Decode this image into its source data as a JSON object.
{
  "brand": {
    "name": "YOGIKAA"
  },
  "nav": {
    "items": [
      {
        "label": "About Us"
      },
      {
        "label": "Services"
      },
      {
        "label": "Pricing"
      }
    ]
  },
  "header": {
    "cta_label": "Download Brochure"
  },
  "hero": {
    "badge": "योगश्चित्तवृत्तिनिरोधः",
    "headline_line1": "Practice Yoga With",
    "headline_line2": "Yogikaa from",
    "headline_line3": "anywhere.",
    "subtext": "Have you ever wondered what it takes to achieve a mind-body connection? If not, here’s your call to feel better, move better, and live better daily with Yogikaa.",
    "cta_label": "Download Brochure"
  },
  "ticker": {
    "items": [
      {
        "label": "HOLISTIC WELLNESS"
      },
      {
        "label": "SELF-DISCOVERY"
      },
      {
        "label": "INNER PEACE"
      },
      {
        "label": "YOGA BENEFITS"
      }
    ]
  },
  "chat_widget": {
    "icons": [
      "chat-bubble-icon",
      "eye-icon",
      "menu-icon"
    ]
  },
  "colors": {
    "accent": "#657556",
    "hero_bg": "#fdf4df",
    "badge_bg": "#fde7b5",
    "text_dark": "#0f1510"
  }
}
----
> Direction
Repeat the records above exactly, from the first line to the last.

> Answer to this task
Decode this image into its source data as a JSON object.
{
  "brand": {
    "name": "YOGIKAA"
  },
  "nav": {
    "items": [
      {
        "label": "About Us"
      },
      {
        "label": "Services"
      },
      {
        "label": "Pricing"
      }
    ]
  },
  "header": {
    "cta_label": "Download Brochure"
  },
  "hero": {
    "badge": "योगश्चित्तवृत्तिनिरोधः",
    "headline_line1": "Practice Yoga With",
    "headline_line2": "Yogikaa from",
    "headline_line3": "anywhere.",
    "subtext": "Have you ever wondered what it takes to achieve a mind-body connection? If not, here’s your call to feel better, move better, and live better daily with Yogikaa.",
    "cta_label": "Download Brochure"
  },
  "ticker": {
    "items": [
      {
        "label": "HOLISTIC WELLNESS"
      },
      {
        "label": "SELF-DISCOVERY"
      },
      {
        "label": "INNER PEACE"
      },
      {
        "label": "YOGA BENEFITS"
      }
    ]
  },
  "chat_widget": {
    "icons": [
      "chat-bubble-icon",
      "eye-icon",
      "menu-icon"
    ]
  },
  "colors": {
    "accent": "#657556",
    "hero_bg": "#fdf4df",
    "badge_bg": "#fde7b5",
    "text_dark": "#0f1510"
  }
}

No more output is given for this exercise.